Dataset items
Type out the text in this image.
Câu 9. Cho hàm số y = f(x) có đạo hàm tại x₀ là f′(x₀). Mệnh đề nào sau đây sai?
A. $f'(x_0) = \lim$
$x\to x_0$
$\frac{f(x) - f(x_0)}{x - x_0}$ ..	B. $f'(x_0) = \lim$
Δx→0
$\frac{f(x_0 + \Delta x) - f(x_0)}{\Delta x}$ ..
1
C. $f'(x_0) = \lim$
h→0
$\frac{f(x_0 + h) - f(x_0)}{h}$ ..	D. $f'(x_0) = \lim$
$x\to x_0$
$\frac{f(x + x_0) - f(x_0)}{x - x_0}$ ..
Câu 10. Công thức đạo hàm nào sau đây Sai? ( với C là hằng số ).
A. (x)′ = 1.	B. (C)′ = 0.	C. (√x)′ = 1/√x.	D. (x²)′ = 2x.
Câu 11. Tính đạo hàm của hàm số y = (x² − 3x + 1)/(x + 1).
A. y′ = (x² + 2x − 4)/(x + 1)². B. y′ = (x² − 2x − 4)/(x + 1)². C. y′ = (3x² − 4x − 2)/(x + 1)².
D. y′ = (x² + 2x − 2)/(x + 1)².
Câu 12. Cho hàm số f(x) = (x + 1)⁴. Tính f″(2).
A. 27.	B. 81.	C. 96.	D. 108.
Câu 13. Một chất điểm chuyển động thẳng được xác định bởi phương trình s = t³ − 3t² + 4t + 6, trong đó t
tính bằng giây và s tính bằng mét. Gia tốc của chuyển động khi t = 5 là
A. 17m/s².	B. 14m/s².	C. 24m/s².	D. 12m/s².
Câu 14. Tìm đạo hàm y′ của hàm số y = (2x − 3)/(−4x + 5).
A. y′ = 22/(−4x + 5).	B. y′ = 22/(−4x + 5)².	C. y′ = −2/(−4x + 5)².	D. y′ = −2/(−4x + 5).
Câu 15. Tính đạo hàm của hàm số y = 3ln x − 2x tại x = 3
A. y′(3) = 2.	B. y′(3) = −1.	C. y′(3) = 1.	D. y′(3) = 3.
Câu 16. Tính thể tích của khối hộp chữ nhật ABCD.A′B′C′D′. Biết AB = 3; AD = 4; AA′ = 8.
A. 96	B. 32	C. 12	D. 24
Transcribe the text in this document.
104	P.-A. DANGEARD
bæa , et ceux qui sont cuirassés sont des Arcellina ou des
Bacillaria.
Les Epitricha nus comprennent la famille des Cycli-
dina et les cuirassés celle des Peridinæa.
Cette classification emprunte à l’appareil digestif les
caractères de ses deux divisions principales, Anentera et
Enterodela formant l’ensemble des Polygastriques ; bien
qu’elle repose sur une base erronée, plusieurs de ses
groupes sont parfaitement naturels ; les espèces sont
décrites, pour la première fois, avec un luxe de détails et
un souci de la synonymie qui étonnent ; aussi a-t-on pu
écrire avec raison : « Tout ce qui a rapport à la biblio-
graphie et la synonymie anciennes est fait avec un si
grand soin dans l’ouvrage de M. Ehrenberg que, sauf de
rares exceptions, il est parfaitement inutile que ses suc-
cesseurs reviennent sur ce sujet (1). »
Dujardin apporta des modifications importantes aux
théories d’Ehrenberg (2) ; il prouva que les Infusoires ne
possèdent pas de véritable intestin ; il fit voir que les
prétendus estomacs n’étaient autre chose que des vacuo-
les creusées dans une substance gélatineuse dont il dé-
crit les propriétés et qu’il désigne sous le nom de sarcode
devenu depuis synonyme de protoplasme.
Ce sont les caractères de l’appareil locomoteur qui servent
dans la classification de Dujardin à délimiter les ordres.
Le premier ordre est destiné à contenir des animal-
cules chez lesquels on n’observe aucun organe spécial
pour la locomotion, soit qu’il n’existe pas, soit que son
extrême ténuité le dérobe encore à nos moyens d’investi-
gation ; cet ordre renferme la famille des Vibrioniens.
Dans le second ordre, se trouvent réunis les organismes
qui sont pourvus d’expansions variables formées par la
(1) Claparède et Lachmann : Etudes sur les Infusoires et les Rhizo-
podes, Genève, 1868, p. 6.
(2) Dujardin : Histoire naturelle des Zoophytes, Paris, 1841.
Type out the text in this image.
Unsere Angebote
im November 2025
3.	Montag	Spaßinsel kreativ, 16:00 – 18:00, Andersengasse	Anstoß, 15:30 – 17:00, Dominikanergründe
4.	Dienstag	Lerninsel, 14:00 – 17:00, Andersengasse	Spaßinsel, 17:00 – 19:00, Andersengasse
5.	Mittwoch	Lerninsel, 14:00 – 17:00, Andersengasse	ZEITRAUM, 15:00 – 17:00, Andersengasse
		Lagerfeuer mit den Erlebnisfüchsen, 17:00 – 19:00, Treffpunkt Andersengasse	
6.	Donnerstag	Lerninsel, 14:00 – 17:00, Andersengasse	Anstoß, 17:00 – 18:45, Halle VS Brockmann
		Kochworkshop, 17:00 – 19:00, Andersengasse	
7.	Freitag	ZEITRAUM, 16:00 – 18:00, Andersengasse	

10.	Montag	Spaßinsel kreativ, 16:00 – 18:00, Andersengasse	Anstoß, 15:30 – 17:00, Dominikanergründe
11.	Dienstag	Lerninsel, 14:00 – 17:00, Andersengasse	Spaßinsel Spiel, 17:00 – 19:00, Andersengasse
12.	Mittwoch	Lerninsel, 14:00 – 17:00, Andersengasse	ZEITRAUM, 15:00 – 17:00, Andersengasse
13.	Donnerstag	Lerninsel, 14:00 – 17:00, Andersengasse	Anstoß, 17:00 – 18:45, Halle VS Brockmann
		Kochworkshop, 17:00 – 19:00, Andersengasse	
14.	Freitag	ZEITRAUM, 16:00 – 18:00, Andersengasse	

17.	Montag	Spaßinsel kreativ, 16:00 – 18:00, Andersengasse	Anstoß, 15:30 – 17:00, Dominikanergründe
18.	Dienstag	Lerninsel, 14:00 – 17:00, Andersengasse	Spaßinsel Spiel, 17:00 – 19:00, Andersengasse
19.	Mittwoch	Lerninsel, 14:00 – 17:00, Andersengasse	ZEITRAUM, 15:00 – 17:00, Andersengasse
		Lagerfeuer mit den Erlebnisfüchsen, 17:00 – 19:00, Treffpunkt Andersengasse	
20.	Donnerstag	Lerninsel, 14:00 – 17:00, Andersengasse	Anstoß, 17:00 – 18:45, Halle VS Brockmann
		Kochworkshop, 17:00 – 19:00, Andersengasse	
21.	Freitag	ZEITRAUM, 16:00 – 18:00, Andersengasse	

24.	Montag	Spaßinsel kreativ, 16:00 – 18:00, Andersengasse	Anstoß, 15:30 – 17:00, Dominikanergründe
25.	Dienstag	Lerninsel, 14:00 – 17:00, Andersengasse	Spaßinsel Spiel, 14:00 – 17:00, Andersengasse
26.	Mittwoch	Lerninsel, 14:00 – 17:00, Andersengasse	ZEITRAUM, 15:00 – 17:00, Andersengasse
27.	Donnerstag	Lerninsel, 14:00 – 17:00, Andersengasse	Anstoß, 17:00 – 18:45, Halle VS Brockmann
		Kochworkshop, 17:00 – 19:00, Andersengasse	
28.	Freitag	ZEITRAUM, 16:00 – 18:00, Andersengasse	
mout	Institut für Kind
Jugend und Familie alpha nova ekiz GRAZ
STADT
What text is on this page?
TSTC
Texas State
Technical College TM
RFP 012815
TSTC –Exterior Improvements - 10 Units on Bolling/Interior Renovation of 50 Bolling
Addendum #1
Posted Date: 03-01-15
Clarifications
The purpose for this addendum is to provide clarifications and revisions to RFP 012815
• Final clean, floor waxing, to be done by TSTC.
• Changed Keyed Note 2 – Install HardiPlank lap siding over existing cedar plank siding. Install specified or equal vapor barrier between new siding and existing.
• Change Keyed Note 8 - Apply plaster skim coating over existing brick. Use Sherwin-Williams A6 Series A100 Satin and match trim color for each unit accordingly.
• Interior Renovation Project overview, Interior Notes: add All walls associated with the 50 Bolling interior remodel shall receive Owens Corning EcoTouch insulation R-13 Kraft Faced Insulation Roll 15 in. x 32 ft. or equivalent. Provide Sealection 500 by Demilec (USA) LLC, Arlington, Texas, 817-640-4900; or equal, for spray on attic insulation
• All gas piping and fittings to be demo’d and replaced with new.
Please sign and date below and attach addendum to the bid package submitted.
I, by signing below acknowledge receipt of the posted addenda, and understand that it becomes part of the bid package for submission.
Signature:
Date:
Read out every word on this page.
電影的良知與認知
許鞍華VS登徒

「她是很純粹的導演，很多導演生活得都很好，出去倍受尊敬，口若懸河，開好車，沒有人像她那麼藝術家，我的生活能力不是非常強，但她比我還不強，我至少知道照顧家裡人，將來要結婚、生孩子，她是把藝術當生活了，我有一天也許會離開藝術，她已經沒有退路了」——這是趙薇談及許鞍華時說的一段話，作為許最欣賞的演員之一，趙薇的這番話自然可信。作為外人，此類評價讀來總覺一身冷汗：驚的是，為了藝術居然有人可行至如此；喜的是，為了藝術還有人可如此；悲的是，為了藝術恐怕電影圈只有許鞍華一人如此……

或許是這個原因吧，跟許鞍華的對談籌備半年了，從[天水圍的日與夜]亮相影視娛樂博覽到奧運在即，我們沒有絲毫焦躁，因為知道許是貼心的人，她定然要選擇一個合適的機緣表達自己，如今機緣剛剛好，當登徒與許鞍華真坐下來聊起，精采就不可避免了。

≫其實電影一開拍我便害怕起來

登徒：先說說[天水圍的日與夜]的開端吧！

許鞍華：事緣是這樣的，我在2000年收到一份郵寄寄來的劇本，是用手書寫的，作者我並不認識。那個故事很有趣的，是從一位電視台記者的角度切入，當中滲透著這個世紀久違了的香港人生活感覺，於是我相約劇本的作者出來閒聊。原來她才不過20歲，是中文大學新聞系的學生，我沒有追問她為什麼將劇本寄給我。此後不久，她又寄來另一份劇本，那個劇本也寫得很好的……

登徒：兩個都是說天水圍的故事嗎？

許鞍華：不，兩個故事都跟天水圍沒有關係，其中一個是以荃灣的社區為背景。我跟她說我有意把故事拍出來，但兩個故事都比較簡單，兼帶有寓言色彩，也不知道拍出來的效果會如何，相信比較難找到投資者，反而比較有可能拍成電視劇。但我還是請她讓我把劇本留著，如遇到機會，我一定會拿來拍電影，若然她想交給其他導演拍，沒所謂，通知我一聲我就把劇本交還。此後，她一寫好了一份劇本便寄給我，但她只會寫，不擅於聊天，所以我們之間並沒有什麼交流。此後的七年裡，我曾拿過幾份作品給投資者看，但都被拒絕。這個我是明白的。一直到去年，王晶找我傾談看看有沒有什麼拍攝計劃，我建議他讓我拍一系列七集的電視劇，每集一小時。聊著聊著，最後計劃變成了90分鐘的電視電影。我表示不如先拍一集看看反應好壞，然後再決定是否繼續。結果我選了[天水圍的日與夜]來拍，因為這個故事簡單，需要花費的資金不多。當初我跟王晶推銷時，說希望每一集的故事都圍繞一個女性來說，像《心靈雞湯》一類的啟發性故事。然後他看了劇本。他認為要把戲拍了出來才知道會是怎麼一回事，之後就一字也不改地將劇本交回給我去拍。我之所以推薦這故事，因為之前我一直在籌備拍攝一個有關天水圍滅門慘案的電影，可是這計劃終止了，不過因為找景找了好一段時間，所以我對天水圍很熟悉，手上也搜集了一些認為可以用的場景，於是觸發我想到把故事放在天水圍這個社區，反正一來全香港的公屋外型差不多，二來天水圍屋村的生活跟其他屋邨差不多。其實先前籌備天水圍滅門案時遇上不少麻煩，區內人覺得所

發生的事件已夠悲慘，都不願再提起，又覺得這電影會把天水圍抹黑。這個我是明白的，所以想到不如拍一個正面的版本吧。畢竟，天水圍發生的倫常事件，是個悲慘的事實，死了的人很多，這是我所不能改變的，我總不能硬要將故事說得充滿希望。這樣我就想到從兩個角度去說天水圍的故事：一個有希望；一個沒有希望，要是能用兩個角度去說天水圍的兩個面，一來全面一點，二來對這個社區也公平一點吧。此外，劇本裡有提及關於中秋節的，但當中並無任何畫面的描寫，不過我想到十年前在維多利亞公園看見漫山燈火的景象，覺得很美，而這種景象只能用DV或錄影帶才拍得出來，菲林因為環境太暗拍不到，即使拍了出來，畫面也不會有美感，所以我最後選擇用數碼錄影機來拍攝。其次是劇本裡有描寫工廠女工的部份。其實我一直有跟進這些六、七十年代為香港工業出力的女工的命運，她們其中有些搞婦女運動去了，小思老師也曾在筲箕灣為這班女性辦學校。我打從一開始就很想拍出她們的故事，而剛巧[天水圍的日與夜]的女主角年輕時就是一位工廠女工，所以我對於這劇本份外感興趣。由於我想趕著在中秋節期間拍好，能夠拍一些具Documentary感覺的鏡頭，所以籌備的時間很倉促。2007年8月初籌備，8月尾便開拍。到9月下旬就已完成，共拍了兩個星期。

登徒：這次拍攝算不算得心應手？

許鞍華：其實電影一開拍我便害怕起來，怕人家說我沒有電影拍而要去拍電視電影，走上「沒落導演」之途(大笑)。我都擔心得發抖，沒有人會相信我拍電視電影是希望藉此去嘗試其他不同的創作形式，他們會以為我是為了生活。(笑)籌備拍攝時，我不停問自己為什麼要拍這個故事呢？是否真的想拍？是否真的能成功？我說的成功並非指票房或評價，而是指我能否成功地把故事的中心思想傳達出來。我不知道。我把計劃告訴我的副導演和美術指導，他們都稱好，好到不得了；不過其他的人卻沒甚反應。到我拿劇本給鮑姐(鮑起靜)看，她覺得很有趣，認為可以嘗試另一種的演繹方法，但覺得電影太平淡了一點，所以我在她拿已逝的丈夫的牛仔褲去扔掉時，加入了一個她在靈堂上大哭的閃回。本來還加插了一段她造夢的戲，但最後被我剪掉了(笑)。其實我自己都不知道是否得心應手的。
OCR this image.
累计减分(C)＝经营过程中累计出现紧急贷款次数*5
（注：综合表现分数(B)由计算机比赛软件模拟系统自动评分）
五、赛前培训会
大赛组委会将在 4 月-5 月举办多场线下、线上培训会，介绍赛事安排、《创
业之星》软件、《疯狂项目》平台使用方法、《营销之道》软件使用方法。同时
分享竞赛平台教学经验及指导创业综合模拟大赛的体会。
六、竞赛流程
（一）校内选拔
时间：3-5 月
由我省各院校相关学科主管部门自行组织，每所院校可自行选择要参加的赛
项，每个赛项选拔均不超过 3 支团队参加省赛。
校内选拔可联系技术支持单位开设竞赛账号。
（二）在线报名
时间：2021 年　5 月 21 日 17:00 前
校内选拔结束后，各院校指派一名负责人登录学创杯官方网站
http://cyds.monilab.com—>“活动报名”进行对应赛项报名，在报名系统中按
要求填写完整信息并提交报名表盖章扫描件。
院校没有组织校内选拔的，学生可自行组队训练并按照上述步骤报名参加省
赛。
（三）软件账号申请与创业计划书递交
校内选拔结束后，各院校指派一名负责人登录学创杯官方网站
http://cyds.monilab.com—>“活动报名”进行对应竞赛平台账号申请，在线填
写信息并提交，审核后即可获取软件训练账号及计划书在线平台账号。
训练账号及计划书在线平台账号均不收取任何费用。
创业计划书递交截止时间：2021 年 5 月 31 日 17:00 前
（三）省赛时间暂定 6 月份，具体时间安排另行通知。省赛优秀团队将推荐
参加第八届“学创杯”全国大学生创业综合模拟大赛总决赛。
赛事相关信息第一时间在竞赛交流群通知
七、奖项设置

BRIEF: All lines from the one containing "OCR this image." through the end of the records, both ends included, are to be quoted exactly; please add nothing else.

COMPLETE ANSWER:
OCR this image.
累计减分(C)＝经营过程中累计出现紧急贷款次数*5
（注：综合表现分数(B)由计算机比赛软件模拟系统自动评分）
五、赛前培训会
大赛组委会将在 4 月-5 月举办多场线下、线上培训会，介绍赛事安排、《创
业之星》软件、《疯狂项目》平台使用方法、《营销之道》软件使用方法。同时
分享竞赛平台教学经验及指导创业综合模拟大赛的体会。
六、竞赛流程
（一）校内选拔
时间：3-5 月
由我省各院校相关学科主管部门自行组织，每所院校可自行选择要参加的赛
项，每个赛项选拔均不超过 3 支团队参加省赛。
校内选拔可联系技术支持单位开设竞赛账号。
（二）在线报名
时间：2021 年　5 月 21 日 17:00 前
校内选拔结束后，各院校指派一名负责人登录学创杯官方网站
http://cyds.monilab.com—>“活动报名”进行对应赛项报名，在报名系统中按
要求填写完整信息并提交报名表盖章扫描件。
院校没有组织校内选拔的，学生可自行组队训练并按照上述步骤报名参加省
赛。
（三）软件账号申请与创业计划书递交
校内选拔结束后，各院校指派一名负责人登录学创杯官方网站
http://cyds.monilab.com—>“活动报名”进行对应竞赛平台账号申请，在线填
写信息并提交，审核后即可获取软件训练账号及计划书在线平台账号。
训练账号及计划书在线平台账号均不收取任何费用。
创业计划书递交截止时间：2021 年 5 月 31 日 17:00 前
（三）省赛时间暂定 6 月份，具体时间安排另行通知。省赛优秀团队将推荐
参加第八届“学创杯”全国大学生创业综合模拟大赛总决赛。
赛事相关信息第一时间在竞赛交流群通知
七、奖项设置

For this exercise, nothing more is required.